Task requirements =
1 - According to the brief, which law was the Hindu man's request for cremation on a funeral pyre ruled to contravene?
2 - Copy word for word the part of the brief between "Modern Britain is" and "perceived modern practicalities.", inclusive.

Source extract =
Results generated by searching the word ‘Death’ on the NHS website:
We invite students to explore all aspects that impact upon the manner in which dying is planned for and managed within institutions and society. How are the human rights of the individual addressed and how can dignity of those surviving the deceased be protected?
Organisations supporting voluntary euthanasia and physician assisted suicide defend the right to decide when your life will end in order to preserve dignity and the rights of the individual.
Dying with Dignity is an organisation set up in Portland, Oregon to defend and educate upon the law set up in Oregan which made it the first state where physician assisted suicide was legalised. The link contains personal accounts of deaths of family members and friends and as such are emotive and should be considered within the context of the source.
Modern Britain is an extremely diverse society. How is the spectrum of religious and traditional practices prior to and after death assisted or restricted within the complex system of a modern hospital? How is grieving supported traditionally and how could our institutions be informed by this?
What role does a multi-function faith space in a hospital perform? What role could it play?
There has been much coverage of the court appeal concerning the desire of a Hindu man to be cremated on a funeral pyre which had been ruled against on grounds of contravention of the Cremation Act of 1902. Although this concerns posthumous rites it does serve as an example of how religious rites can appear to be at odds with perceived modern practicalities.
Consider the euphoric dancing that follows the sombre march of a Dixieland funeral procession in New Orleans. Mourning and celebration of life. (Apologies for the apparent glibness of this link, it is a very 1973 British interpretation but it does demonstrate the custom aptly)
Architecture and Death
This brief is primarily concerned with the normality and personal aspect of dying. The application of architecture to the extensive subject of death is varied and complicated. As a result the architectural references within this brief are deliberately limited. The examples below are fundamentality concerned with the rituals after death. They might suggest an appropriate style or language, which may or may not influence a proposal when considering the journey taken by a patient nearing death and the experiences of those surviving them after.

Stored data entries
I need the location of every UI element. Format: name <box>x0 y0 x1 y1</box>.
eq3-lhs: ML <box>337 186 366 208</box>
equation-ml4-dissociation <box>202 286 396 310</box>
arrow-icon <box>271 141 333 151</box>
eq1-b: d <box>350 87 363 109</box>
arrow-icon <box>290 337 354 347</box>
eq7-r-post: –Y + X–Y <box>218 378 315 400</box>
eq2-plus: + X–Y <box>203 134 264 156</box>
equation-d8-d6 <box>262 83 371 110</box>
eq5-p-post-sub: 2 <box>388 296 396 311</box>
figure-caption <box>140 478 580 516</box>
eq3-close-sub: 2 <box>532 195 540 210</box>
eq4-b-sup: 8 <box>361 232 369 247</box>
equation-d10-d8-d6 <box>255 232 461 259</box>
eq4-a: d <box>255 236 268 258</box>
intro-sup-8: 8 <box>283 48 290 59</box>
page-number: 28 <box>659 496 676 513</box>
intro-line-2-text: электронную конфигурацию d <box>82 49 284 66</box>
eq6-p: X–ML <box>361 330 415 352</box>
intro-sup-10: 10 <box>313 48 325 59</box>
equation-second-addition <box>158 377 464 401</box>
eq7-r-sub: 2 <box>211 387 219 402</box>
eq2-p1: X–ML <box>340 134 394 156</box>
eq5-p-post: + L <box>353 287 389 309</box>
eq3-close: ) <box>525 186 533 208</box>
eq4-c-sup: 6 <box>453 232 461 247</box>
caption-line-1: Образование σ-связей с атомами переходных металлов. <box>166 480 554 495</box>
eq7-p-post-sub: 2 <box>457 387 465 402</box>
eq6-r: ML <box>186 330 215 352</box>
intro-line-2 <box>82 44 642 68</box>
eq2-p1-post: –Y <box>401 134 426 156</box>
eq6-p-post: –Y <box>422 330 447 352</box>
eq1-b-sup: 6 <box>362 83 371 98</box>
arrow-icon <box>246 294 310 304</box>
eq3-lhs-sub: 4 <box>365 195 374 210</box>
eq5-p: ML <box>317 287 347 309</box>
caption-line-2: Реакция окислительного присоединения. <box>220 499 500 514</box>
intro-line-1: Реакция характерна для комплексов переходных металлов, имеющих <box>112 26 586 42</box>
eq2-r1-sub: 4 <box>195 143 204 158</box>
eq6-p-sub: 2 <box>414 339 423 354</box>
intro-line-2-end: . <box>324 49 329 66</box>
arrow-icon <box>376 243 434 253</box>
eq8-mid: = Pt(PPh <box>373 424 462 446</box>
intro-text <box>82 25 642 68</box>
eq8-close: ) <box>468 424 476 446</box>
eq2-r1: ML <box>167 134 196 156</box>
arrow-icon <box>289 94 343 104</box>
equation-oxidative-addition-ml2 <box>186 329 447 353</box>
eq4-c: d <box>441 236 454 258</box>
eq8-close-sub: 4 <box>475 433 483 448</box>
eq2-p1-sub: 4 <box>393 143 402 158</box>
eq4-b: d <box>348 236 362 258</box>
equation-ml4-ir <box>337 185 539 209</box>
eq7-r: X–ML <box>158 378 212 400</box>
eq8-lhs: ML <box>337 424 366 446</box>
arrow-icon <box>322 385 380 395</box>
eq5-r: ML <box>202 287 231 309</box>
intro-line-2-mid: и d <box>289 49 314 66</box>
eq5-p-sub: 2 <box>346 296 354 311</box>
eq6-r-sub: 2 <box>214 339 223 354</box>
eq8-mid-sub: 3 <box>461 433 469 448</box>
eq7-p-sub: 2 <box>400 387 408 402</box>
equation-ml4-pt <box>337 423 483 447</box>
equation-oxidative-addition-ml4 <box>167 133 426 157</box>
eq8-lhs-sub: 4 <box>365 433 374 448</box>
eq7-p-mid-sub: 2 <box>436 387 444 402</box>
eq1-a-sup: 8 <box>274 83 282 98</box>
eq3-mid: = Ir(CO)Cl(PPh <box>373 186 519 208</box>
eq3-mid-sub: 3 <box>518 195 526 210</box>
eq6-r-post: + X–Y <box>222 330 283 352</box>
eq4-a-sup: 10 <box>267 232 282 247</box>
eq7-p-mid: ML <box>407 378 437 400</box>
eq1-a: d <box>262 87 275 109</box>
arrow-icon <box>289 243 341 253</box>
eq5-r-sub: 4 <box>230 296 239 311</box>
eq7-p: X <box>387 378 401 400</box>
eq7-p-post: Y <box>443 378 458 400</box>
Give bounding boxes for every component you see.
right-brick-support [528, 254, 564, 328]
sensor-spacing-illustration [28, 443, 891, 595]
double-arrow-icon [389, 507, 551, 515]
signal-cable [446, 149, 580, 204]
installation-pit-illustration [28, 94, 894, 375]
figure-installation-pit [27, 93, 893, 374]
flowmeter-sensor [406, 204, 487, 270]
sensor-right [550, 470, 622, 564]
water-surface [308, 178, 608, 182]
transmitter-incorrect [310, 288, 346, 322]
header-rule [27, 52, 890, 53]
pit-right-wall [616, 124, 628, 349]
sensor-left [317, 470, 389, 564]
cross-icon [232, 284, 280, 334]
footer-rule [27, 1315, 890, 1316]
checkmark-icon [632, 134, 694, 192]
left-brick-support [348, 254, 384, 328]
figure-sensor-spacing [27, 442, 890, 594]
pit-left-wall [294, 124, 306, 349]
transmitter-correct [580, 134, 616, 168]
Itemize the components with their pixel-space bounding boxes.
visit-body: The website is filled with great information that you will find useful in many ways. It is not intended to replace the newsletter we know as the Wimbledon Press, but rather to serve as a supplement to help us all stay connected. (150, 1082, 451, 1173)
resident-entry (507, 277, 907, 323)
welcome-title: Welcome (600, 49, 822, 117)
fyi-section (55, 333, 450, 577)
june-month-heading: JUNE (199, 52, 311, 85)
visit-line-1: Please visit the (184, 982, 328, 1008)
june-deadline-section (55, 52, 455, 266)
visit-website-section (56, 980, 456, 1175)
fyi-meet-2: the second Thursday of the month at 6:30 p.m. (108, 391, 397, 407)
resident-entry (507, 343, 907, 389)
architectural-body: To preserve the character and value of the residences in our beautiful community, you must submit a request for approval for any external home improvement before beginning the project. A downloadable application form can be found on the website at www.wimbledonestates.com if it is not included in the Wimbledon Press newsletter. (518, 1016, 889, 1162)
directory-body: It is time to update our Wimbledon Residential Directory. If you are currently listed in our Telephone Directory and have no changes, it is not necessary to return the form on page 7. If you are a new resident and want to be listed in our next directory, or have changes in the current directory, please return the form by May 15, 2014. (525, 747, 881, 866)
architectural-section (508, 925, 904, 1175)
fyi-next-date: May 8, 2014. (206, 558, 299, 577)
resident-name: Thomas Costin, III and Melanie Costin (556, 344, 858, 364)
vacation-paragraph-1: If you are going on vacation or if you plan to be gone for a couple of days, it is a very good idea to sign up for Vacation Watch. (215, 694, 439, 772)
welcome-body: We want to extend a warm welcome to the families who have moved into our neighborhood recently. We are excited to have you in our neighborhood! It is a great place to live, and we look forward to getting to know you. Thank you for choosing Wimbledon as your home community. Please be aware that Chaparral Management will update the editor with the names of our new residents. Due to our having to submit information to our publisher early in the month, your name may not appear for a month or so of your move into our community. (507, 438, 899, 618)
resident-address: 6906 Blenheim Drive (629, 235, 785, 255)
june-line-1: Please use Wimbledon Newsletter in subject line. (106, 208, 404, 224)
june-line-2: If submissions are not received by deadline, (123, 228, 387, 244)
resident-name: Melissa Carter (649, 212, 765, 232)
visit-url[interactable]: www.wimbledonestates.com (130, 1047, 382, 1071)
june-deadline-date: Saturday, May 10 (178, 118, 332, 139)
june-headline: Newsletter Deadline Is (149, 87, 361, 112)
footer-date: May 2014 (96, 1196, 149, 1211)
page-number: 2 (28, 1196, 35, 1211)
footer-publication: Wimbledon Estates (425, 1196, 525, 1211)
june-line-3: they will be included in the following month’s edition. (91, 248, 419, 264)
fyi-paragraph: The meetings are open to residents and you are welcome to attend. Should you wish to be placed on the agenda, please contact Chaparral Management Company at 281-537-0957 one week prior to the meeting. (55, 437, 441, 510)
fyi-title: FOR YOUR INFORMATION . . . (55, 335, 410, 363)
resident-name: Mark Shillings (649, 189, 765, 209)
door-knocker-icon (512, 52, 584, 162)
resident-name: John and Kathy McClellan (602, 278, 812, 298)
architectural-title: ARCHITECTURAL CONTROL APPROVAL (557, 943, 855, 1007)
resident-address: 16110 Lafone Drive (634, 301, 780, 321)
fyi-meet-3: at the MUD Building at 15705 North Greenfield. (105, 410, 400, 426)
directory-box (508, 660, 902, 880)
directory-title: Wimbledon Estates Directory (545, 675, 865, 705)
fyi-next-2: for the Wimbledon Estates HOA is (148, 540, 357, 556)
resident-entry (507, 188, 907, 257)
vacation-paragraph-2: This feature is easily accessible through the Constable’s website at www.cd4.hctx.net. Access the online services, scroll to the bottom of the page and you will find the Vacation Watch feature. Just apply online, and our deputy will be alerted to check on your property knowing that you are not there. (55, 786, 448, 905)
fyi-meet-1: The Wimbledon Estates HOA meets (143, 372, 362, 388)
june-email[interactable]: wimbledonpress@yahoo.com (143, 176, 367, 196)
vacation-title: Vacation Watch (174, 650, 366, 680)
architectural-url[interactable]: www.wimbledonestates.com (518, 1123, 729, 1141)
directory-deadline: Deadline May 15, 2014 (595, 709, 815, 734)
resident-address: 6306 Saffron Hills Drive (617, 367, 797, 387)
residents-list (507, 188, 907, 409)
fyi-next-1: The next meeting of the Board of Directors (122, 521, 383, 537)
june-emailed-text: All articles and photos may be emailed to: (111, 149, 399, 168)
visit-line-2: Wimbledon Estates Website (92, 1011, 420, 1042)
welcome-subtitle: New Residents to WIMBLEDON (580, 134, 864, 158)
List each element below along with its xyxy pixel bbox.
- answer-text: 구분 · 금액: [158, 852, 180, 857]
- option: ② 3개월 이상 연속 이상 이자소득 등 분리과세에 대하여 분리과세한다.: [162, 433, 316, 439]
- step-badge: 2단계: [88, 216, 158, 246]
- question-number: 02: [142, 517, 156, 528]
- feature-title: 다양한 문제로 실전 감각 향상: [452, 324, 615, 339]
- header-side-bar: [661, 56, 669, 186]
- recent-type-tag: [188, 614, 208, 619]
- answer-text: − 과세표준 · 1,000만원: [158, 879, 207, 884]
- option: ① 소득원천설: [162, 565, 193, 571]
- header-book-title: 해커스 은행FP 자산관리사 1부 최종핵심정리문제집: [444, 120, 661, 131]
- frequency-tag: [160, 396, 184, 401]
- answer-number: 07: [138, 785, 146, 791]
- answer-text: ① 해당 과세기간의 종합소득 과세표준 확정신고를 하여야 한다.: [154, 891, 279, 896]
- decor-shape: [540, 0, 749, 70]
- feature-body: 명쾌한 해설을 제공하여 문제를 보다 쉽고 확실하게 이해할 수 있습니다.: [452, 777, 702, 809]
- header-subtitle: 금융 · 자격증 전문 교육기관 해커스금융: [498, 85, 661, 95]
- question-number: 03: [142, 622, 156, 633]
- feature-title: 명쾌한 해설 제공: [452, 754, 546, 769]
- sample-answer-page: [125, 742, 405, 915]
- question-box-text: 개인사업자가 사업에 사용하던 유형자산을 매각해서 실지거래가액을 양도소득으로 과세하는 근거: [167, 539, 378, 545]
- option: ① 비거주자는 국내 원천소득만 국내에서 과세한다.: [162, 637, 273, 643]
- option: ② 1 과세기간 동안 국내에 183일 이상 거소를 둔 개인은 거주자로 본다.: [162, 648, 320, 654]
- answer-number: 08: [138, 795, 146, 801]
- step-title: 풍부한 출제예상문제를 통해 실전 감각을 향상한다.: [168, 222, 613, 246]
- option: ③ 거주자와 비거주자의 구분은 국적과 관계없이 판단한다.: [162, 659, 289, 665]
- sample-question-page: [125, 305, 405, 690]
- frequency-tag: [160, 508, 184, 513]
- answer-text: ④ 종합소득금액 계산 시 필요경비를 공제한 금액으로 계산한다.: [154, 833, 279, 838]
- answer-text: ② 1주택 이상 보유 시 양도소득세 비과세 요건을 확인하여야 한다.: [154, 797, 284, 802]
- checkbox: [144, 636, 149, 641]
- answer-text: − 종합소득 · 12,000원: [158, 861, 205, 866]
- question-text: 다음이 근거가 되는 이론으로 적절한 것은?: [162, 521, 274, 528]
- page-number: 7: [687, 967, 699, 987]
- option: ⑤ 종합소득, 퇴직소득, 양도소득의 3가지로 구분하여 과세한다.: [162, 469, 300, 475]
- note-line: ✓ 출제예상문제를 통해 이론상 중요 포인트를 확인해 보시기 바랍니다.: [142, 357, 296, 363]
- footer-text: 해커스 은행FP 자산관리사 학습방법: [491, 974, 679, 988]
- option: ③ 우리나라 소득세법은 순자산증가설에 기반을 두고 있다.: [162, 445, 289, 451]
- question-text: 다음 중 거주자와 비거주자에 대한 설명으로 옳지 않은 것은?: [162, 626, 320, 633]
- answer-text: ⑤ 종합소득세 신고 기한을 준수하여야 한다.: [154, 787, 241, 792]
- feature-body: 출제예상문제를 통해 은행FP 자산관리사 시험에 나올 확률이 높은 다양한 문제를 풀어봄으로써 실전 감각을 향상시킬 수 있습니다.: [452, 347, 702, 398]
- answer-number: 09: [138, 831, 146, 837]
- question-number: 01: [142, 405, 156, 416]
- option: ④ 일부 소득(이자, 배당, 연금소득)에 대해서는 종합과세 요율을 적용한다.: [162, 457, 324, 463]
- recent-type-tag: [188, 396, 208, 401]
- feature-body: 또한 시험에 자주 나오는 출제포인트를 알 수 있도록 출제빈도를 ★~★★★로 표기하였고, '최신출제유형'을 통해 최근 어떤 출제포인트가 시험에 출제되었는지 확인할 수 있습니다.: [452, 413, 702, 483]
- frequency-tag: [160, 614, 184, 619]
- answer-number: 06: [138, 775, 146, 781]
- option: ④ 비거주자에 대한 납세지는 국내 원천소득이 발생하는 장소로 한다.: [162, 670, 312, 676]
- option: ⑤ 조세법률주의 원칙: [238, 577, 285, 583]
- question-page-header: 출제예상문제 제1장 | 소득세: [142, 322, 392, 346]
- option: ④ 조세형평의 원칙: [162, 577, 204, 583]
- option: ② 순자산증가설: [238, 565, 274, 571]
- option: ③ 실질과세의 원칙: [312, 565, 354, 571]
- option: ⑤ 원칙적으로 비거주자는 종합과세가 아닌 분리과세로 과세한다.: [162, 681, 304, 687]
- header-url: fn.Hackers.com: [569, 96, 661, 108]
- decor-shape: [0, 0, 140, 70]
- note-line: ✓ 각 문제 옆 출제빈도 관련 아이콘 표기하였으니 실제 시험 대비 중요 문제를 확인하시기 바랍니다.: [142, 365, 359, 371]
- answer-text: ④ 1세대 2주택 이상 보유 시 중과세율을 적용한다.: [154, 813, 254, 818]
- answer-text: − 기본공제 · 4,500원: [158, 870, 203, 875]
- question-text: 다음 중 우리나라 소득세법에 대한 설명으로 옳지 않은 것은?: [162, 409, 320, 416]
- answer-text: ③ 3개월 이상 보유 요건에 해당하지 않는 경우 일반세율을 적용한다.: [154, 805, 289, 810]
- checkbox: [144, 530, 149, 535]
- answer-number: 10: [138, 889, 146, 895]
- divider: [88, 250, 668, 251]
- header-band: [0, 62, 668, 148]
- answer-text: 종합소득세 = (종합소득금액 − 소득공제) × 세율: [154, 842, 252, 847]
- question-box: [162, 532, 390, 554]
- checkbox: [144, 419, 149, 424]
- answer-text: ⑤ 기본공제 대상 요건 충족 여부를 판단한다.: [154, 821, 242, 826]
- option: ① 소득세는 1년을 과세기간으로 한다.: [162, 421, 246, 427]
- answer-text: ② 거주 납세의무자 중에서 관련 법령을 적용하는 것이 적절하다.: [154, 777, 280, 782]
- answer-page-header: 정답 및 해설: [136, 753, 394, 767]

Answers for the exercise =
1 - The Cremation Act of 1902.

2 -
Modern Britain is an extremely diverse society. How is the spectrum of religious and traditional practices prior to and after death assisted or restricted within the complex system of a modern hospital? How is grieving supported traditionally and how could our institutions be informed by this?
What role does a multi-function faith space in a hospital perform? What role could it play?
There has been much coverage of the court appeal concerning the desire of a Hindu man to be cremated on a funeral pyre which had been ruled against on grounds of contravention of the Cremation Act of 1902. Although this concerns posthumous rites it does serve as an example of how religious rites can appear to be at odds with perceived modern practicalities.